## start Raw records
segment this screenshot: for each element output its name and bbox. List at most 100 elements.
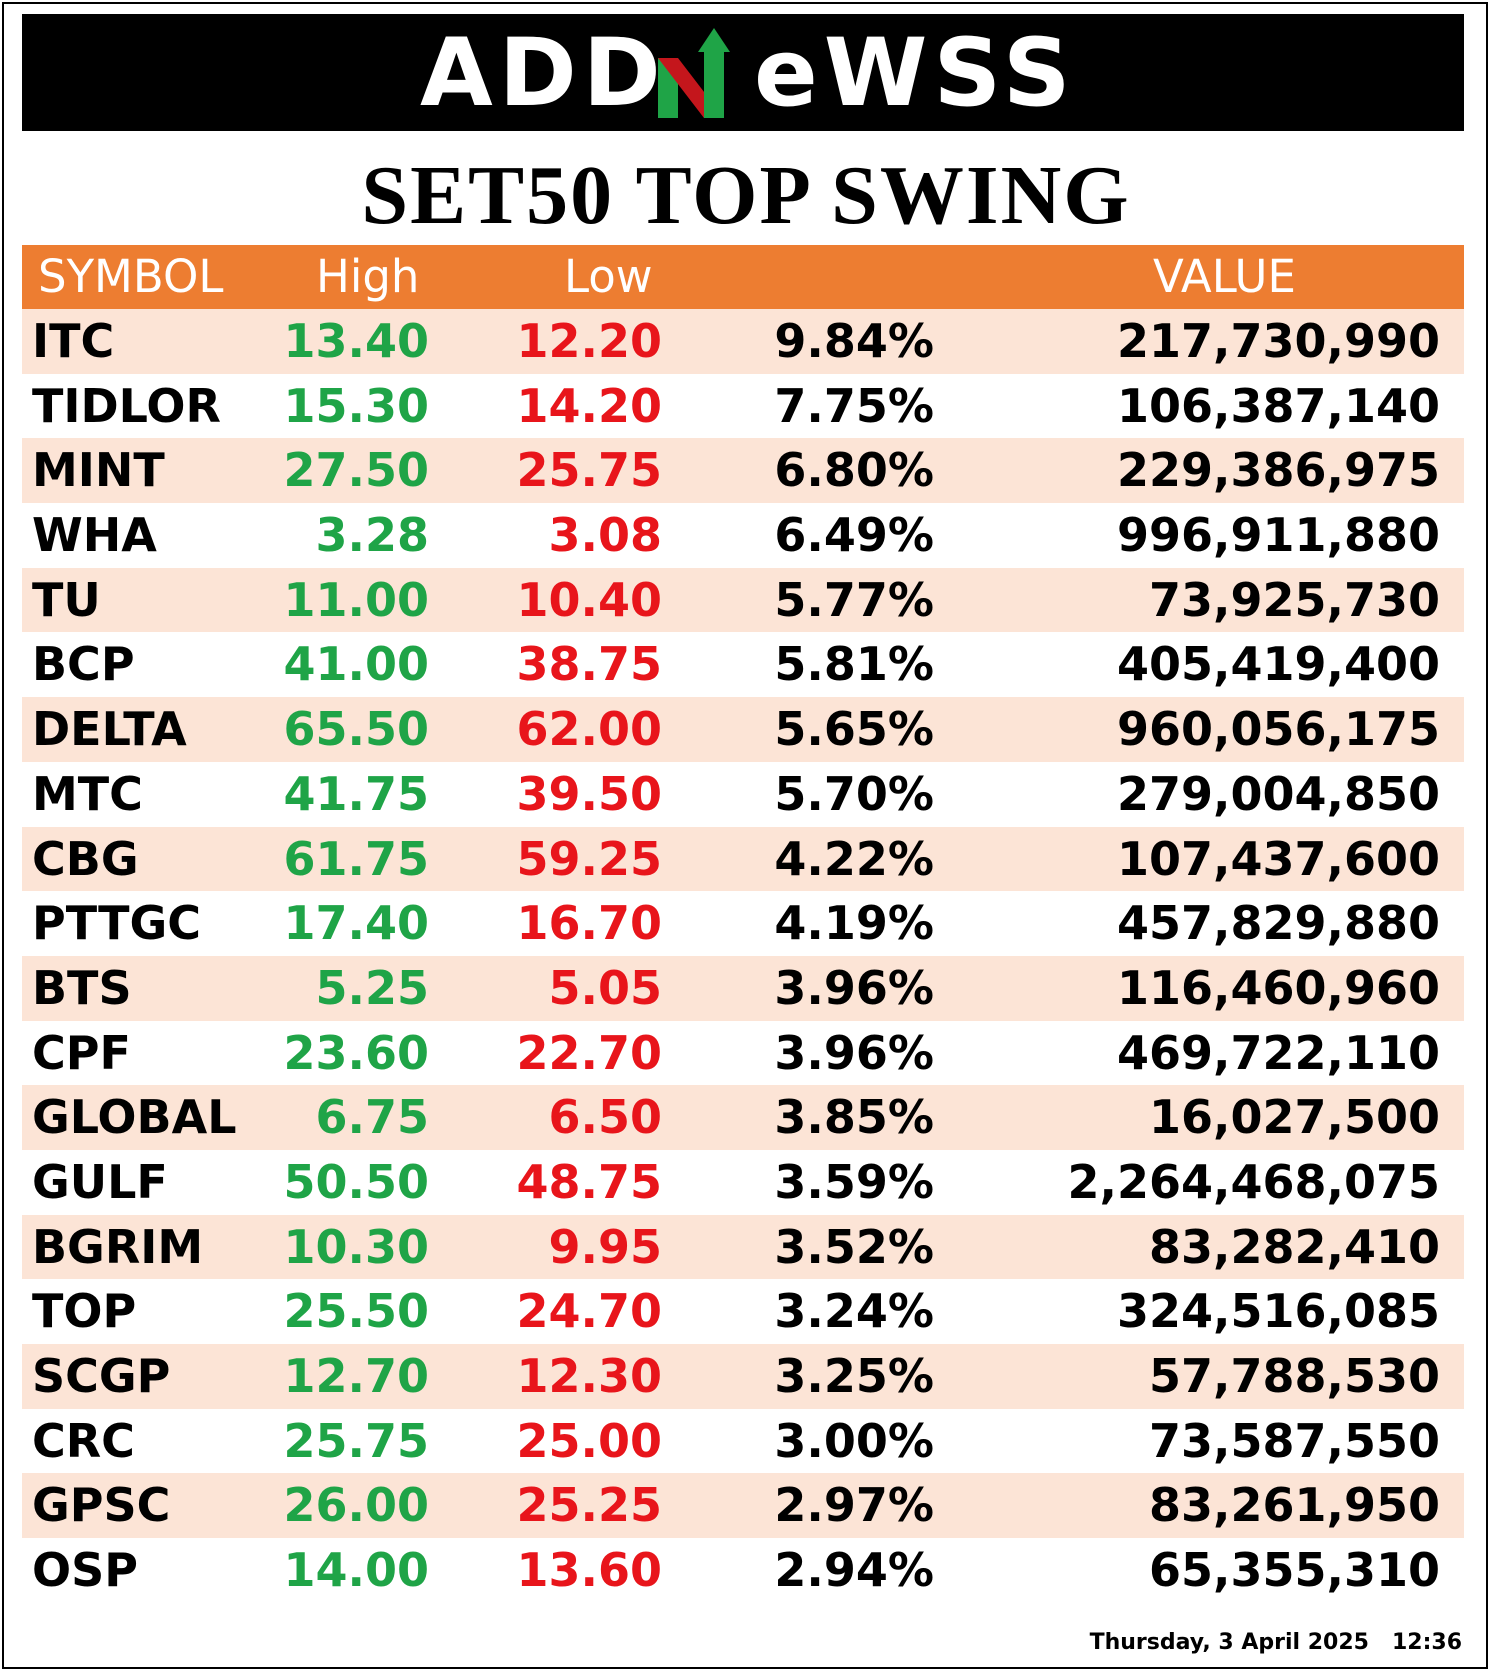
cell-symbol: TIDLOR [32,378,221,433]
cell-low: 6.50 [548,1090,663,1145]
cell-symbol: MTC [32,766,143,821]
cell-value: 960,056,175 [1116,702,1440,757]
footer-date: Thursday, 3 April 2025 [1089,1630,1369,1655]
table-row: GULF 50.50 48.75 3.59% 2,264,468,075 [22,1150,1464,1215]
cell-low: 25.75 [516,443,662,498]
cell-swing-pct: 4.22% [774,831,934,886]
cell-high: 41.00 [283,637,429,692]
cell-low: 12.20 [516,314,662,368]
cell-high: 15.30 [283,378,429,433]
cell-symbol: CRC [32,1413,135,1468]
header-symbol: SYMBOL [38,250,224,303]
cell-low: 10.40 [516,572,662,627]
cell-high: 50.50 [283,1154,429,1209]
cell-symbol: TU [32,572,101,627]
cell-high: 61.75 [283,831,429,886]
table-row: DELTA 65.50 62.00 5.65% 960,056,175 [22,697,1464,762]
cell-swing-pct: 6.49% [774,508,934,563]
cell-high: 25.75 [283,1413,429,1468]
table-row: SCGP 12.70 12.30 3.25% 57,788,530 [22,1344,1464,1409]
cell-value: 57,788,530 [1148,1349,1440,1403]
table-row: OSP 14.00 13.60 2.94% 65,355,310 [22,1538,1464,1603]
cell-high: 65.50 [283,702,429,757]
cell-value: 83,282,410 [1148,1219,1440,1274]
cell-symbol: CBG [32,831,139,886]
footer-time: 12:36 [1391,1630,1462,1655]
cell-value: 229,386,975 [1116,443,1440,498]
cell-low: 59.25 [516,831,662,886]
brand-banner: ADD eWSS [22,14,1464,131]
cell-symbol: ITC [32,314,115,368]
table-row: PTTGC 17.40 16.70 4.19% 457,829,880 [22,891,1464,956]
table-row: MTC 41.75 39.50 5.70% 279,004,850 [22,762,1464,827]
table-row: ITC 13.40 12.20 9.84% 217,730,990 [22,309,1464,374]
cell-symbol: MINT [32,443,165,498]
table-row: BCP 41.00 38.75 5.81% 405,419,400 [22,632,1464,697]
timestamp: Thursday, 3 April 2025 12:36 [1090,1630,1462,1655]
table-row: WHA 3.28 3.08 6.49% 996,911,880 [22,503,1464,568]
table-row: BTS 5.25 5.05 3.96% 116,460,960 [22,955,1464,1021]
cell-value: 116,460,960 [1116,960,1440,1015]
logo-text-right: eWSS [754,19,1077,128]
cell-swing-pct: 5.70% [774,766,934,821]
cell-swing-pct: 5.65% [774,702,934,757]
cell-symbol: BCP [32,637,135,692]
cell-symbol: WHA [32,508,157,563]
cell-value: 107,437,600 [1116,831,1440,886]
cell-swing-pct: 6.80% [774,443,934,498]
cell-low: 24.70 [516,1284,662,1339]
cell-high: 12.70 [283,1349,429,1403]
cell-value: 469,722,110 [1116,1025,1440,1080]
table-row: TOP 25.50 24.70 3.24% 324,516,085 [22,1279,1464,1344]
logo-text-left: ADD [420,19,667,128]
cell-swing-pct: 9.84% [774,314,934,368]
table-body: ITC 13.40 12.20 9.84% 217,730,990 TIDLOR 15.30… [22,309,1464,1603]
cell-value: 2,264,468,075 [1067,1154,1441,1209]
cell-high: 26.00 [283,1478,429,1533]
cell-low: 38.75 [516,637,662,692]
table-row: MINT 27.50 25.75 6.80% 229,386,975 [22,438,1464,504]
table-row: CBG 61.75 59.25 4.22% 107,437,600 [22,826,1464,892]
cell-value: 106,387,140 [1116,378,1440,433]
cell-low: 5.05 [548,960,663,1015]
cell-low: 25.25 [516,1478,662,1533]
cell-low: 12.30 [516,1349,662,1403]
cell-value: 217,730,990 [1116,314,1440,368]
cell-high: 6.75 [315,1090,430,1145]
cell-symbol: GPSC [32,1478,171,1533]
cell-swing-pct: 3.59% [774,1154,934,1209]
table-row: TU 11.00 10.40 5.77% 73,925,730 [22,567,1464,633]
cell-swing-pct: 5.81% [774,637,934,692]
cell-high: 5.25 [315,960,430,1015]
cell-low: 39.50 [516,766,662,821]
cell-swing-pct: 3.00% [774,1413,934,1468]
cell-high: 14.00 [283,1543,429,1598]
cell-symbol: CPF [32,1025,131,1080]
cell-high: 23.60 [283,1025,429,1080]
cell-symbol: PTTGC [32,896,202,951]
cell-symbol: TOP [32,1284,137,1339]
cell-symbol: BGRIM [32,1219,204,1274]
cell-symbol: SCGP [32,1349,171,1403]
cell-high: 11.00 [283,572,429,627]
table-row: GPSC 26.00 25.25 2.97% 83,261,950 [22,1473,1464,1539]
header-low: Low [564,250,653,303]
cell-low: 9.95 [548,1219,663,1274]
cell-high: 13.40 [283,314,429,368]
cell-symbol: GLOBAL [32,1090,237,1145]
cell-swing-pct: 5.77% [774,572,934,627]
cell-swing-pct: 2.97% [774,1478,934,1533]
cell-swing-pct: 3.96% [774,1025,934,1080]
cell-swing-pct: 3.96% [774,960,934,1015]
cell-swing-pct: 2.94% [774,1543,934,1598]
cell-swing-pct: 3.24% [774,1284,934,1339]
table-header: SYMBOL High Low VALUE [22,245,1464,309]
cell-high: 10.30 [283,1219,429,1274]
cell-value: 405,419,400 [1116,637,1440,692]
cell-low: 3.08 [548,508,663,563]
header-high: High [316,250,420,303]
cell-symbol: BTS [32,960,132,1015]
cell-swing-pct: 3.52% [774,1219,934,1274]
cell-symbol: GULF [32,1154,168,1209]
header-value: VALUE [1153,250,1296,303]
## end Raw records
▸ **To do**
Print the entries unchanged, starting with the line containing "cell-symbol: TIDLOR [32,378,221,433]" and going on through the line containing "cell-high: 41.00 [283,637,429,692]".

▸ **Complete answer**
cell-symbol: TIDLOR [32,378,221,433]
cell-low: 6.50 [548,1090,663,1145]
cell-symbol: MTC [32,766,143,821]
cell-value: 960,056,175 [1116,702,1440,757]
footer-date: Thursday, 3 April 2025 [1089,1630,1369,1655]
table-row: GULF 50.50 48.75 3.59% 2,264,468,075 [22,1150,1464,1215]
cell-low: 25.75 [516,443,662,498]
cell-swing-pct: 4.22% [774,831,934,886]
cell-high: 41.00 [283,637,429,692]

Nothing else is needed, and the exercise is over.